## Written problem
Would you pull out every line of the material that contains the string "Edith"?

## Supplied records

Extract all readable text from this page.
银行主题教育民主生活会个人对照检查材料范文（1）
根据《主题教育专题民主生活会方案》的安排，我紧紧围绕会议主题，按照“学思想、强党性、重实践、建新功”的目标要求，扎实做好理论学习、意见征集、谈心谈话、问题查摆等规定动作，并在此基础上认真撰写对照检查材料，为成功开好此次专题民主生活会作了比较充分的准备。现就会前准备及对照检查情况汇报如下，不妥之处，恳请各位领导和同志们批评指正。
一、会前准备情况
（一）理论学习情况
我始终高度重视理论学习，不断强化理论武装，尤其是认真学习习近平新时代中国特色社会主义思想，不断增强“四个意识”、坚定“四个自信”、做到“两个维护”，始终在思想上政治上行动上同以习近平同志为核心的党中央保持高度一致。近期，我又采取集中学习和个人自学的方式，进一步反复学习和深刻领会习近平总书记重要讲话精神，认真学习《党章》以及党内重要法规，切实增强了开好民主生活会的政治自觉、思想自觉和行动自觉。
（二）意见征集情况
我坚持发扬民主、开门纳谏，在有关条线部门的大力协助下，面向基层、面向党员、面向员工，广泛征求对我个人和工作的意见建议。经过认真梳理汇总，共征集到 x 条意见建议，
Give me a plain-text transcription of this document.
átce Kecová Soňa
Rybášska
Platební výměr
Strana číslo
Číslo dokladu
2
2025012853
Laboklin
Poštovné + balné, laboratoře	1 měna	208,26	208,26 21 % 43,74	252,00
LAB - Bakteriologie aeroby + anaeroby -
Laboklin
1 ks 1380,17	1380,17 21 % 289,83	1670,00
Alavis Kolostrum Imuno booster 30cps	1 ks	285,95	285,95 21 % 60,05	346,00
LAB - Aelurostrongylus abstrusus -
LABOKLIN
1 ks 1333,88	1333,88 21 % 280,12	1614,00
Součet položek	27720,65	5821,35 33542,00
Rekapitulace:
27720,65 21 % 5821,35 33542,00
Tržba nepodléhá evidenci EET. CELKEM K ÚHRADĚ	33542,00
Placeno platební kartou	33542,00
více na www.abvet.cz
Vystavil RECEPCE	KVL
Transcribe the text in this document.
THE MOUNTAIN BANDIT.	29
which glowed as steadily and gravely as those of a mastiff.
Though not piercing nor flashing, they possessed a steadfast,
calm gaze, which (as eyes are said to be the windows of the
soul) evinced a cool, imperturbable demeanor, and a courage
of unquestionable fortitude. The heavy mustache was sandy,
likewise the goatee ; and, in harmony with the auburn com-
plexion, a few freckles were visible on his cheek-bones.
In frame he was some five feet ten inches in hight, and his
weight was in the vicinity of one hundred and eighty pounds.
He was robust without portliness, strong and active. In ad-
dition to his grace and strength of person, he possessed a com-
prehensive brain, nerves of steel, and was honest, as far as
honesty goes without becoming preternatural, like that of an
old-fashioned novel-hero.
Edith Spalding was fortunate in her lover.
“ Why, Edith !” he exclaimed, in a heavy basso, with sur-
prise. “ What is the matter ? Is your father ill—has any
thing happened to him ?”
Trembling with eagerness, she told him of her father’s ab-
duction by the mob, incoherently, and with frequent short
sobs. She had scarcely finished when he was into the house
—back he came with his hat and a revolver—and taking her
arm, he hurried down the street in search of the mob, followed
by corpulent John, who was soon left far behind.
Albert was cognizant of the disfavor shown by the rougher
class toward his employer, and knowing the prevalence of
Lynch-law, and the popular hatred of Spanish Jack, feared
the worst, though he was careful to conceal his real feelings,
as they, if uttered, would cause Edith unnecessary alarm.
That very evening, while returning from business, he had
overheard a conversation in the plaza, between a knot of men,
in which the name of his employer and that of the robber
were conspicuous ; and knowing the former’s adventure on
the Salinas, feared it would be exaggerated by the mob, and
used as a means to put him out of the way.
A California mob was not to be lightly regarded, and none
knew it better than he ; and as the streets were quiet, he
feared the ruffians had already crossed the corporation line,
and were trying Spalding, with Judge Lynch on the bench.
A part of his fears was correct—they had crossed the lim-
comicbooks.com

## Exercise result
Edith Spalding was fortunate in her lover.
“ Why, Edith !” he exclaimed, in a heavy basso, with sur-
as they, if uttered, would cause Edith unnecessary alarm.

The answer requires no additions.